Data entries

-.-.-

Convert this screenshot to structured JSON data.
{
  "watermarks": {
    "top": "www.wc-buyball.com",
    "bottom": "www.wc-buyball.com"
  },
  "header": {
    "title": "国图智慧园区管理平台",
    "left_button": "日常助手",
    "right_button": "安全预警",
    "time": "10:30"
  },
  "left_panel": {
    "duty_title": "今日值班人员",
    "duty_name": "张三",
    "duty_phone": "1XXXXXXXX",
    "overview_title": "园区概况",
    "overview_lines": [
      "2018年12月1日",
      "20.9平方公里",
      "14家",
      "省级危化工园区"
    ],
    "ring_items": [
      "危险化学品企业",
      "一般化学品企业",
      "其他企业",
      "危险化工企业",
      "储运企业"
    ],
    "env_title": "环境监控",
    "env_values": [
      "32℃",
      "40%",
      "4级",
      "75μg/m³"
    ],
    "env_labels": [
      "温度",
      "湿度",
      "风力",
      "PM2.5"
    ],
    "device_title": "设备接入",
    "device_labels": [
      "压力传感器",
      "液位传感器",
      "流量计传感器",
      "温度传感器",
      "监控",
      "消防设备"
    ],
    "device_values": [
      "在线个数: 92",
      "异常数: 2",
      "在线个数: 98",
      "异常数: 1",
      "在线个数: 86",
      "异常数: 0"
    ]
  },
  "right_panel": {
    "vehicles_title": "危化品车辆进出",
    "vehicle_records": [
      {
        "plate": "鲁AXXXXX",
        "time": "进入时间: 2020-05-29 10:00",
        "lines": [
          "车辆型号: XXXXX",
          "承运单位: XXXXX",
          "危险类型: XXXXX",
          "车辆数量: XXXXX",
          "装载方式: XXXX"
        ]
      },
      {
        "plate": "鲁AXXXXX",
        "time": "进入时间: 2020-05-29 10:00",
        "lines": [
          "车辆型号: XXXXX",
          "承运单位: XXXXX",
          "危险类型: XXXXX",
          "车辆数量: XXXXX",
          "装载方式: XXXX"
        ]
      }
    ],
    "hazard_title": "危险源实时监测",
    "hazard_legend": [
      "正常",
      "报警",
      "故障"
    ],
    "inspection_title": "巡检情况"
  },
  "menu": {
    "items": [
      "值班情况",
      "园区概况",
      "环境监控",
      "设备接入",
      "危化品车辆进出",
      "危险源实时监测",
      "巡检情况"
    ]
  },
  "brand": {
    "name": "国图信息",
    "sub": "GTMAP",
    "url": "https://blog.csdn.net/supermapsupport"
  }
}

-.-.-

# Work to complete
Set down the entries above again, word for word.

# Exercise output
Convert this screenshot to structured JSON data.
{
  "watermarks": {
    "top": "www.wc-buyball.com",
    "bottom": "www.wc-buyball.com"
  },
  "header": {
    "title": "国图智慧园区管理平台",
    "left_button": "日常助手",
    "right_button": "安全预警",
    "time": "10:30"
  },
  "left_panel": {
    "duty_title": "今日值班人员",
    "duty_name": "张三",
    "duty_phone": "1XXXXXXXX",
    "overview_title": "园区概况",
    "overview_lines": [
      "2018年12月1日",
      "20.9平方公里",
      "14家",
      "省级危化工园区"
    ],
    "ring_items": [
      "危险化学品企业",
      "一般化学品企业",
      "其他企业",
      "危险化工企业",
      "储运企业"
    ],
    "env_title": "环境监控",
    "env_values": [
      "32℃",
      "40%",
      "4级",
      "75μg/m³"
    ],
    "env_labels": [
      "温度",
      "湿度",
      "风力",
      "PM2.5"
    ],
    "device_title": "设备接入",
    "device_labels": [
      "压力传感器",
      "液位传感器",
      "流量计传感器",
      "温度传感器",
      "监控",
      "消防设备"
    ],
    "device_values": [
      "在线个数: 92",
      "异常数: 2",
      "在线个数: 98",
      "异常数: 1",
      "在线个数: 86",
      "异常数: 0"
    ]
  },
  "right_panel": {
    "vehicles_title": "危化品车辆进出",
    "vehicle_records": [
      {
        "plate": "鲁AXXXXX",
        "time": "进入时间: 2020-05-29 10:00",
        "lines": [
          "车辆型号: XXXXX",
          "承运单位: XXXXX",
          "危险类型: XXXXX",
          "车辆数量: XXXXX",
          "装载方式: XXXX"
        ]
      },
      {
        "plate": "鲁AXXXXX",
        "time": "进入时间: 2020-05-29 10:00",
        "lines": [
          "车辆型号: XXXXX",
          "承运单位: XXXXX",
          "危险类型: XXXXX",
          "车辆数量: XXXXX",
          "装载方式: XXXX"
        ]
      }
    ],
    "hazard_title": "危险源实时监测",
    "hazard_legend": [
      "正常",
      "报警",
      "故障"
    ],
    "inspection_title": "巡检情况"
  },
  "menu": {
    "items": [
      "值班情况",
      "园区概况",
      "环境监控",
      "设备接入",
      "危化品车辆进出",
      "危险源实时监测",
      "巡检情况"
    ]
  },
  "brand": {
    "name": "国图信息",
    "sub": "GTMAP",
    "url": "https://blog.csdn.net/supermapsupport"
  }
}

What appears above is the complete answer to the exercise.